─── STORED RECORDS ───
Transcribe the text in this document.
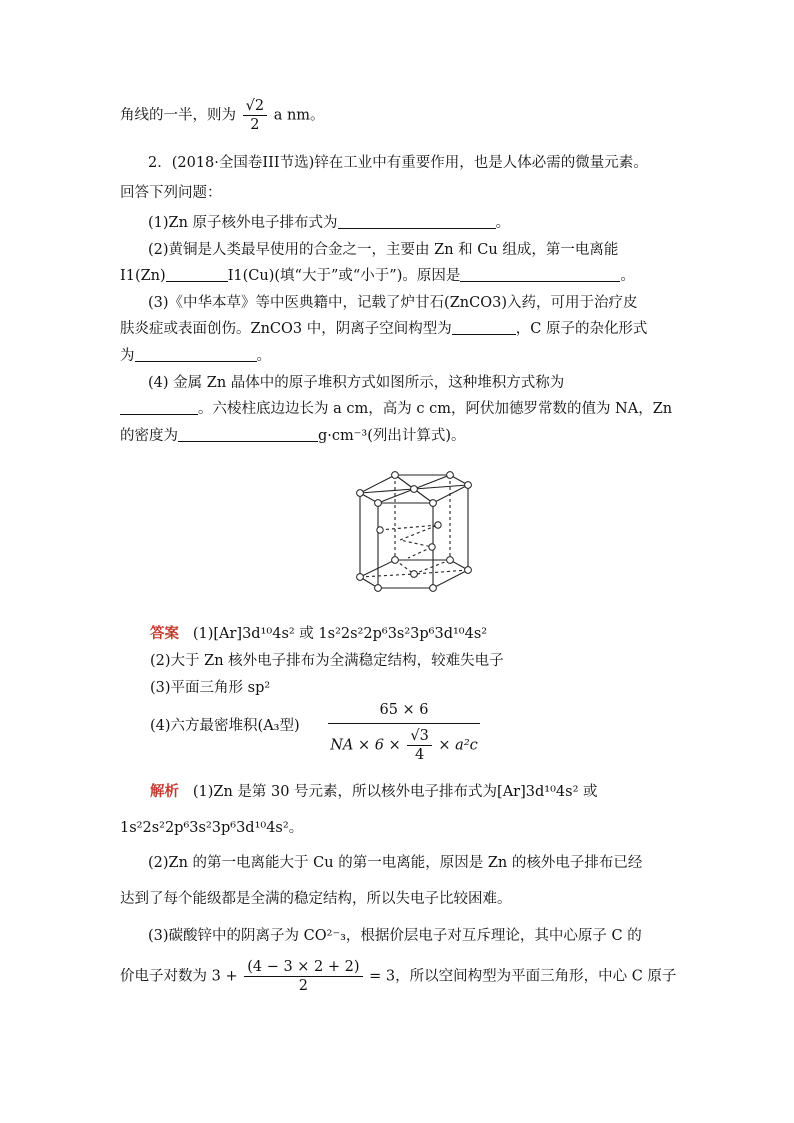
角线的一半，则为 $\frac{√2}{2}$ a nm。
2．(2018·全国卷III节选)锌在工业中有重要作用，也是人体必需的微量元素。
回答下列问题：
(1)Zn 原子核外电子排布式为	。
(2)黄铜是人类最早使用的合金之一，主要由 Zn 和 Cu 组成，第一电离能
I1(Zn)	I1(Cu)(填“大于”或“小于”)。原因是	。
(3)《中华本草》等中医典籍中，记载了炉甘石(ZnCO3)入药，可用于治疗皮
肤炎症或表面创伤。ZnCO3 中，阴离子空间构型为	，C 原子的杂化形式
为	。
(4) 金属 Zn 晶体中的原子堆积方式如图所示，这种堆积方式称为
。六棱柱底边边长为 a cm，高为 c cm，阿伏加德罗常数的值为 NA，Zn
的密度为	g·cm⁻³(列出计算式)。
答案 (1)[Ar]3d¹⁰4s² 或 1s²2s²2p⁶3s²3p⁶3d¹⁰4s²
(2)大于 Zn 核外电子排布为全满稳定结构，较难失电子
(3)平面三角形 sp²
(4)六方最密堆积(A₃型) $\frac{65 \times 6}{NA \times 6 \times \frac{√3}{4} \times a^2c}$
解析 (1)Zn 是第 30 号元素，所以核外电子排布式为[Ar]3d¹⁰4s² 或
1s²2s²2p⁶3s²3p⁶3d¹⁰4s²。
(2)Zn 的第一电离能大于 Cu 的第一电离能，原因是 Zn 的核外电子排布已经
达到了每个能级都是全满的稳定结构，所以失电子比较困难。
(3)碳酸锌中的阴离子为 CO²⁻₃，根据价层电子对互斥理论，其中心原子 C 的
价电子对数为 $3 + \frac{(4 - 3 \times 2 + 2)}{2} = 3$，所以空间构型为平面三角形，中心 C 原子
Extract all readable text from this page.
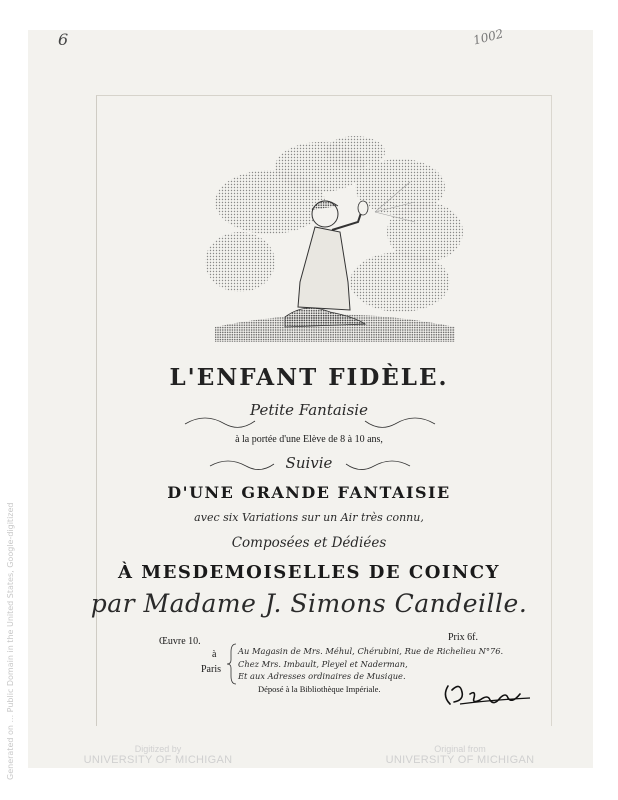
6	1002
L'ENFANT FIDÈLE.
Petite Fantaisie
à la portée d'une Elève de 8 à 10 ans,
Suivie
D'UNE GRANDE FANTAISIE
avec six Variations sur un Air très connu,
Composées et Dédiées
À MESDEMOISELLES DE COINCY
par Madame J. Simons Candeille.
Œuvre 10.	Prix 6f.
à
Paris
Au Magasin de Mrs. Méhul, Chérubini, Rue de Richelieu N°76.
Chez Mrs. Imbault, Pleyel et Naderman,
Et aux Adresses ordinaires de Musique.
Déposé à la Bibliothèque Impériale.
Generated on ... Public Domain in the United States, Google-digitized	Digitized by
UNIVERSITY OF MICHIGAN
Original from
UNIVERSITY OF MICHIGAN
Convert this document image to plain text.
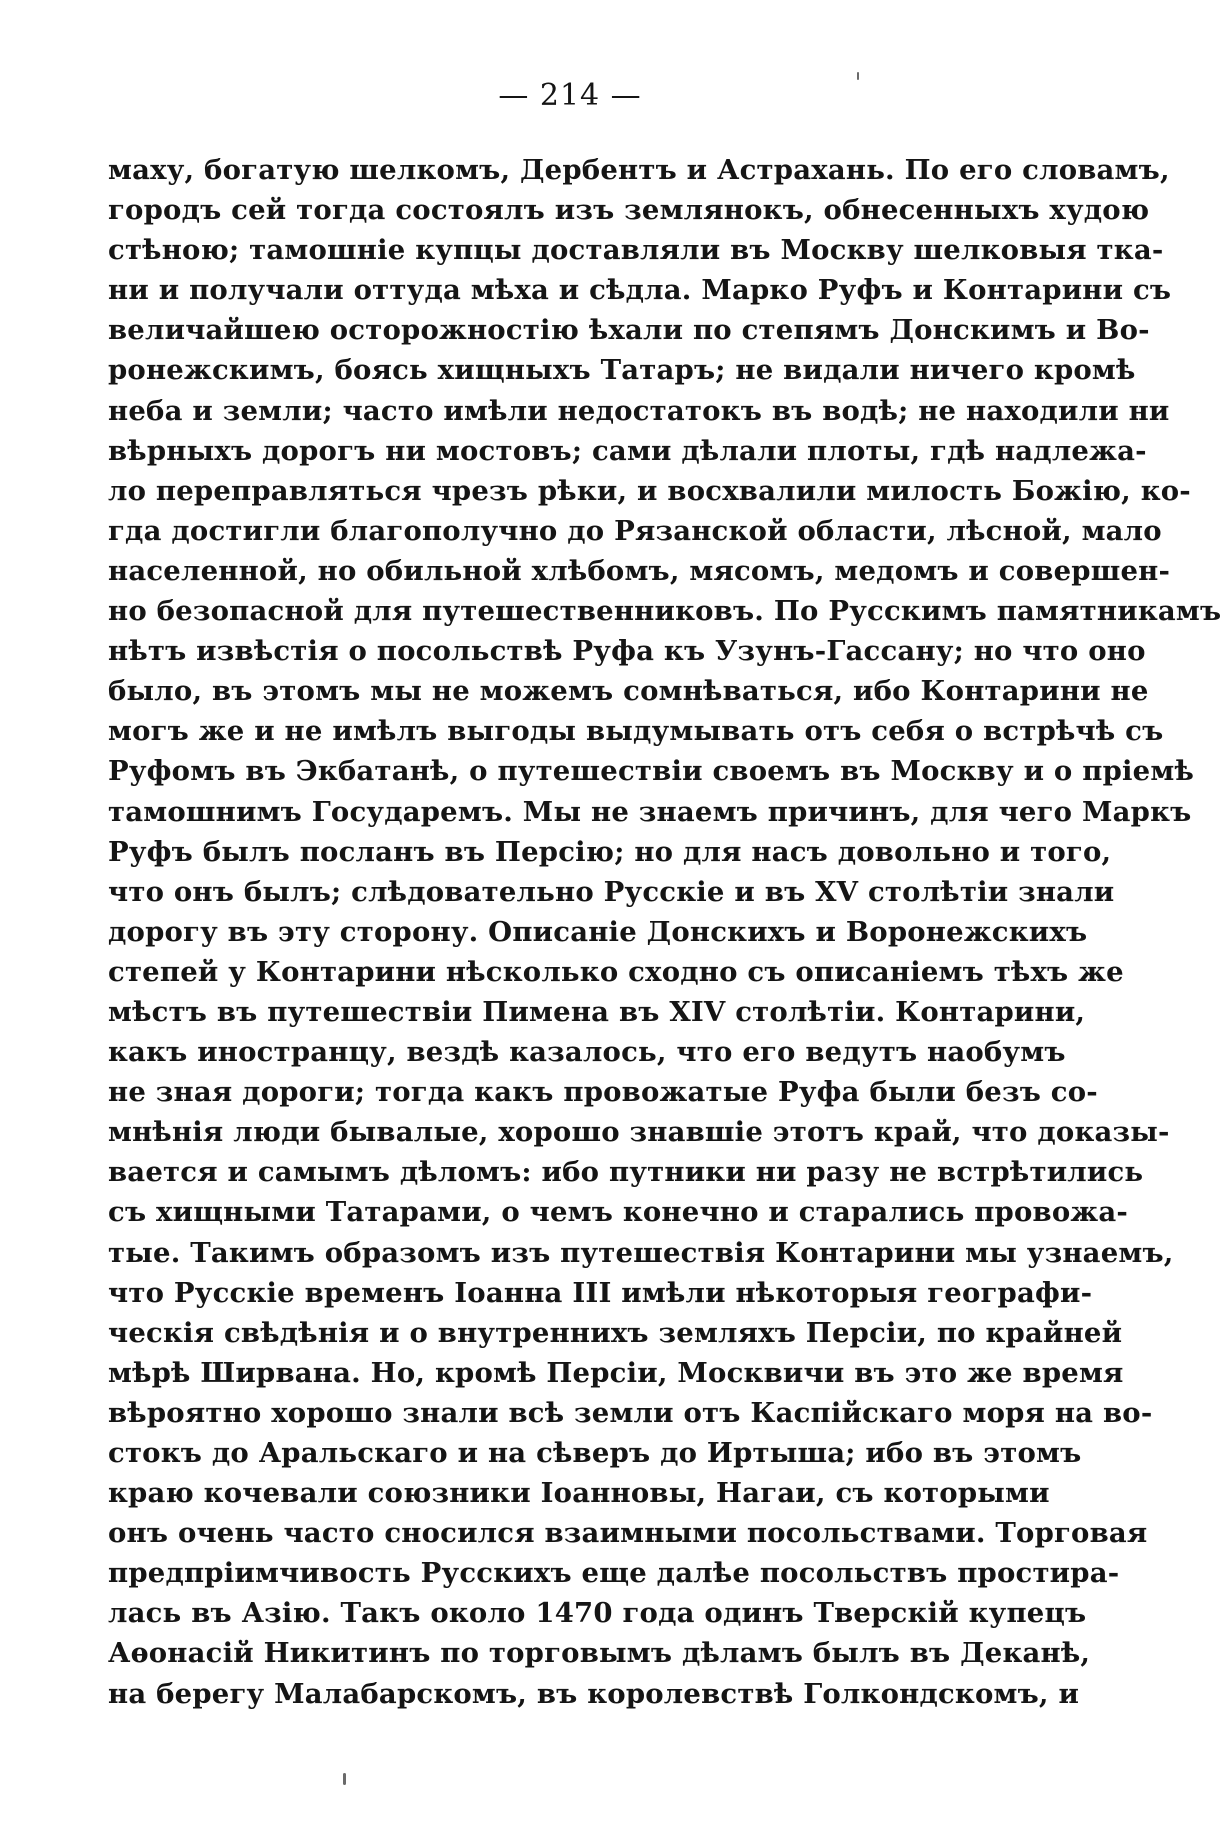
— 214 —
маху, богатую шелкомъ, Дербентъ и Астрахань. По его словамъ,
городъ сей тогда состоялъ изъ землянокъ, обнесенныхъ худою
стѣною; тамошніе купцы доставляли въ Москву шелковыя тка-
ни и получали оттуда мѣха и сѣдла. Марко Руфъ и Контарини съ
величайшею осторожностію ѣхали по степямъ Донскимъ и Во-
ронежскимъ, боясь хищныхъ Татаръ; не видали ничего кромѣ
неба и земли; часто имѣли недостатокъ въ водѣ; не находили ни
вѣрныхъ дорогъ ни мостовъ; сами дѣлали плоты, гдѣ надлежа-
ло переправляться чрезъ рѣки, и восхвалили милость Божію, ко-
гда достигли благополучно до Рязанской области, лѣсной, мало
населенной, но обильной хлѣбомъ, мясомъ, медомъ и совершен-
но безопасной для путешественниковъ. По Русскимъ памятникамъ
нѣтъ извѣстія о посольствѣ Руфа къ Узунъ-Гассану; но что оно
было, въ этомъ мы не можемъ сомнѣваться, ибо Контарини не
могъ же и не имѣлъ выгоды выдумывать отъ себя о встрѣчѣ съ
Руфомъ въ Экбатанѣ, о путешествіи своемъ въ Москву и о пріемѣ
тамошнимъ Государемъ. Мы не знаемъ причинъ, для чего Маркъ
Руфъ былъ посланъ въ Персію; но для насъ довольно и того,
что онъ былъ; слѣдовательно Русскіе и въ XV столѣтіи знали
дорогу въ эту сторону. Описаніе Донскихъ и Воронежскихъ
степей у Контарини нѣсколько сходно съ описаніемъ тѣхъ же
мѣстъ въ путешествіи Пимена въ XIV столѣтіи. Контарини,
какъ иностранцу, вездѣ казалось, что его ведутъ наобумъ
не зная дороги; тогда какъ провожатые Руфа были безъ со-
мнѣнія люди бывалые, хорошо знавшіе этотъ край, что доказы-
вается и самымъ дѣломъ: ибо путники ни разу не встрѣтились
съ хищными Татарами, о чемъ конечно и старались провожа-
тые. Такимъ образомъ изъ путешествія Контарини мы узнаемъ,
что Русскіе временъ Іоанна III имѣли нѣкоторыя географи-
ческія свѣдѣнія и о внутреннихъ земляхъ Персіи, по крайней
мѣрѣ Ширвана. Но, кромѣ Персіи, Москвичи въ это же время
вѣроятно хорошо знали всѣ земли отъ Каспійскаго моря на во-
стокъ до Аральскаго и на сѣверъ до Иртыша; ибо въ этомъ
краю кочевали союзники Іоанновы, Нагаи, съ которыми
онъ очень часто сносился взаимными посольствами. Торговая
предпріимчивость Русскихъ еще далѣе посольствъ простира-
лась въ Азію. Такъ около 1470 года одинъ Тверскій купецъ
Аѳонасій Никитинъ по торговымъ дѣламъ былъ въ Деканѣ,
на берегу Малабарскомъ, въ королевствѣ Голкондскомъ, и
───
▶ TASK DIRECTIONS:
Reproduce the data above in full, exactly as it is, with the pictures left out.

▶ ANSWER IN FULL:
Transcribe the text in this document.
角线的一半，则为 $\frac{√2}{2}$ a nm。
2．(2018·全国卷III节选)锌在工业中有重要作用，也是人体必需的微量元素。
回答下列问题：
(1)Zn 原子核外电子排布式为	。
(2)黄铜是人类最早使用的合金之一，主要由 Zn 和 Cu 组成，第一电离能
I1(Zn)	I1(Cu)(填“大于”或“小于”)。原因是	。
(3)《中华本草》等中医典籍中，记载了炉甘石(ZnCO3)入药，可用于治疗皮
肤炎症或表面创伤。ZnCO3 中，阴离子空间构型为	，C 原子的杂化形式
为	。
(4) 金属 Zn 晶体中的原子堆积方式如图所示，这种堆积方式称为
。六棱柱底边边长为 a cm，高为 c cm，阿伏加德罗常数的值为 NA，Zn
的密度为	g·cm⁻³(列出计算式)。
答案 (1)[Ar]3d¹⁰4s² 或 1s²2s²2p⁶3s²3p⁶3d¹⁰4s²
(2)大于 Zn 核外电子排布为全满稳定结构，较难失电子
(3)平面三角形 sp²
(4)六方最密堆积(A₃型) $\frac{65 \times 6}{NA \times 6 \times \frac{√3}{4} \times a^2c}$
解析 (1)Zn 是第 30 号元素，所以核外电子排布式为[Ar]3d¹⁰4s² 或
1s²2s²2p⁶3s²3p⁶3d¹⁰4s²。
(2)Zn 的第一电离能大于 Cu 的第一电离能，原因是 Zn 的核外电子排布已经
达到了每个能级都是全满的稳定结构，所以失电子比较困难。
(3)碳酸锌中的阴离子为 CO²⁻₃，根据价层电子对互斥理论，其中心原子 C 的
价电子对数为 $3 + \frac{(4 - 3 \times 2 + 2)}{2} = 3$，所以空间构型为平面三角形，中心 C 原子
Extract all readable text from this page.
6	1002
L'ENFANT FIDÈLE.
Petite Fantaisie
à la portée d'une Elève de 8 à 10 ans,
Suivie
D'UNE GRANDE FANTAISIE
avec six Variations sur un Air très connu,
Composées et Dédiées
À MESDEMOISELLES DE COINCY
par Madame J. Simons Candeille.
Œuvre 10.	Prix 6f.
à
Paris
Au Magasin de Mrs. Méhul, Chérubini, Rue de Richelieu N°76.
Chez Mrs. Imbault, Pleyel et Naderman,
Et aux Adresses ordinaires de Musique.
Déposé à la Bibliothèque Impériale.
Generated on ... Public Domain in the United States, Google-digitized	Digitized by
UNIVERSITY OF MICHIGAN
Original from
UNIVERSITY OF MICHIGAN
Convert this document image to plain text.
— 214 —
маху, богатую шелкомъ, Дербентъ и Астрахань. По его словамъ,
городъ сей тогда состоялъ изъ землянокъ, обнесенныхъ худою
стѣною; тамошніе купцы доставляли въ Москву шелковыя тка-
ни и получали оттуда мѣха и сѣдла. Марко Руфъ и Контарини съ
величайшею осторожностію ѣхали по степямъ Донскимъ и Во-
ронежскимъ, боясь хищныхъ Татаръ; не видали ничего кромѣ
неба и земли; часто имѣли недостатокъ въ водѣ; не находили ни
вѣрныхъ дорогъ ни мостовъ; сами дѣлали плоты, гдѣ надлежа-
ло переправляться чрезъ рѣки, и восхвалили милость Божію, ко-
гда достигли благополучно до Рязанской области, лѣсной, мало
населенной, но обильной хлѣбомъ, мясомъ, медомъ и совершен-
но безопасной для путешественниковъ. По Русскимъ памятникамъ
нѣтъ извѣстія о посольствѣ Руфа къ Узунъ-Гассану; но что оно
было, въ этомъ мы не можемъ сомнѣваться, ибо Контарини не
могъ же и не имѣлъ выгоды выдумывать отъ себя о встрѣчѣ съ
Руфомъ въ Экбатанѣ, о путешествіи своемъ въ Москву и о пріемѣ
тамошнимъ Государемъ. Мы не знаемъ причинъ, для чего Маркъ
Руфъ былъ посланъ въ Персію; но для насъ довольно и того,
что онъ былъ; слѣдовательно Русскіе и въ XV столѣтіи знали
дорогу въ эту сторону. Описаніе Донскихъ и Воронежскихъ
степей у Контарини нѣсколько сходно съ описаніемъ тѣхъ же
мѣстъ въ путешествіи Пимена въ XIV столѣтіи. Контарини,
какъ иностранцу, вездѣ казалось, что его ведутъ наобумъ
не зная дороги; тогда какъ провожатые Руфа были безъ со-
мнѣнія люди бывалые, хорошо знавшіе этотъ край, что доказы-
вается и самымъ дѣломъ: ибо путники ни разу не встрѣтились
съ хищными Татарами, о чемъ конечно и старались провожа-
тые. Такимъ образомъ изъ путешествія Контарини мы узнаемъ,
что Русскіе временъ Іоанна III имѣли нѣкоторыя географи-
ческія свѣдѣнія и о внутреннихъ земляхъ Персіи, по крайней
мѣрѣ Ширвана. Но, кромѣ Персіи, Москвичи въ это же время
вѣроятно хорошо знали всѣ земли отъ Каспійскаго моря на во-
стокъ до Аральскаго и на сѣверъ до Иртыша; ибо въ этомъ
краю кочевали союзники Іоанновы, Нагаи, съ которыми
онъ очень часто сносился взаимными посольствами. Торговая
предпріимчивость Русскихъ еще далѣе посольствъ простира-
лась въ Азію. Такъ около 1470 года одинъ Тверскій купецъ
Аѳонасій Никитинъ по торговымъ дѣламъ былъ въ Деканѣ,
на берегу Малабарскомъ, въ королевствѣ Голкондскомъ, и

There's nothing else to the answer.